> [Input]:
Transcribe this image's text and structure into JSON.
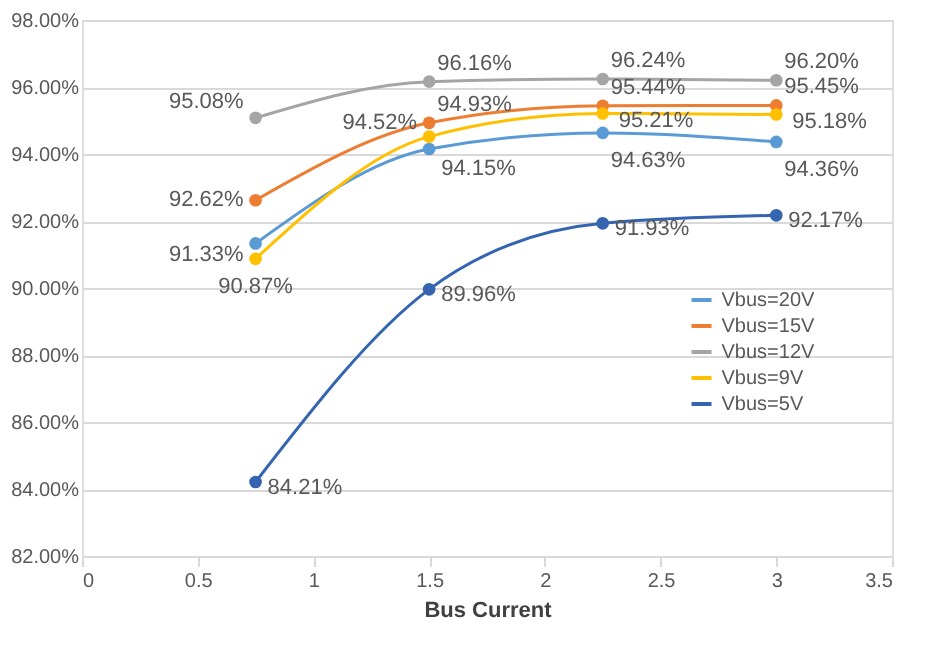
{
  "chart_data": {
    "type": "line",
    "xlabel": "Bus Current",
    "series": [
      {
        "name": "Vbus=20V",
        "color": "#5b9bd5",
        "x": [
          0.75,
          1.5,
          2.25,
          3
        ],
        "values": [
          91.33,
          94.15,
          94.63,
          94.36
        ],
        "value_labels": [
          "91.33%",
          "94.15%",
          "94.63%",
          "94.36%"
        ]
      },
      {
        "name": "Vbus=15V",
        "color": "#ed7d31",
        "x": [
          0.75,
          1.5,
          2.25,
          3
        ],
        "values": [
          92.62,
          94.93,
          95.44,
          95.45
        ],
        "value_labels": [
          "92.62%",
          "94.93%",
          "95.44%",
          "95.45%"
        ]
      },
      {
        "name": "Vbus=12V",
        "color": "#a5a5a5",
        "x": [
          0.75,
          1.5,
          2.25,
          3
        ],
        "values": [
          95.08,
          96.16,
          96.24,
          96.2
        ],
        "value_labels": [
          "95.08%",
          "96.16%",
          "96.24%",
          "96.20%"
        ]
      },
      {
        "name": "Vbus=9V",
        "color": "#ffc000",
        "x": [
          0.75,
          1.5,
          2.25,
          3
        ],
        "values": [
          90.87,
          94.52,
          95.21,
          95.18
        ],
        "value_labels": [
          "90.87%",
          "94.52%",
          "95.21%",
          "95.18%"
        ]
      },
      {
        "name": "Vbus=5V",
        "color": "#3565b0",
        "x": [
          0.75,
          1.5,
          2.25,
          3
        ],
        "values": [
          84.21,
          89.96,
          91.93,
          92.17
        ],
        "value_labels": [
          "84.21%",
          "89.96%",
          "91.93%",
          "92.17%"
        ]
      }
    ],
    "xlim": [
      0,
      3.5
    ],
    "xticks": [
      0,
      0.5,
      1,
      1.5,
      2,
      2.5,
      3,
      3.5
    ],
    "ylim": [
      82,
      98
    ],
    "yticks": [
      {
        "value": 82,
        "label": "82.00%"
      },
      {
        "value": 84,
        "label": "84.00%"
      },
      {
        "value": 86,
        "label": "86.00%"
      },
      {
        "value": 88,
        "label": "88.00%"
      },
      {
        "value": 90,
        "label": "90.00%"
      },
      {
        "value": 92,
        "label": "92.00%"
      },
      {
        "value": 94,
        "label": "94.00%"
      },
      {
        "value": 96,
        "label": "96.00%"
      },
      {
        "value": 98,
        "label": "98.00%"
      }
    ],
    "grid": "y",
    "legend": "right",
    "marker": "circle",
    "line_style": "solid"
  }
}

> [The task]: Gather and return every line that holds the string "Vbus".

> [Reply]:
        "name": "Vbus=20V",
        "name": "Vbus=15V",
        "name": "Vbus=12V",
        "name": "Vbus=9V",
        "name": "Vbus=5V",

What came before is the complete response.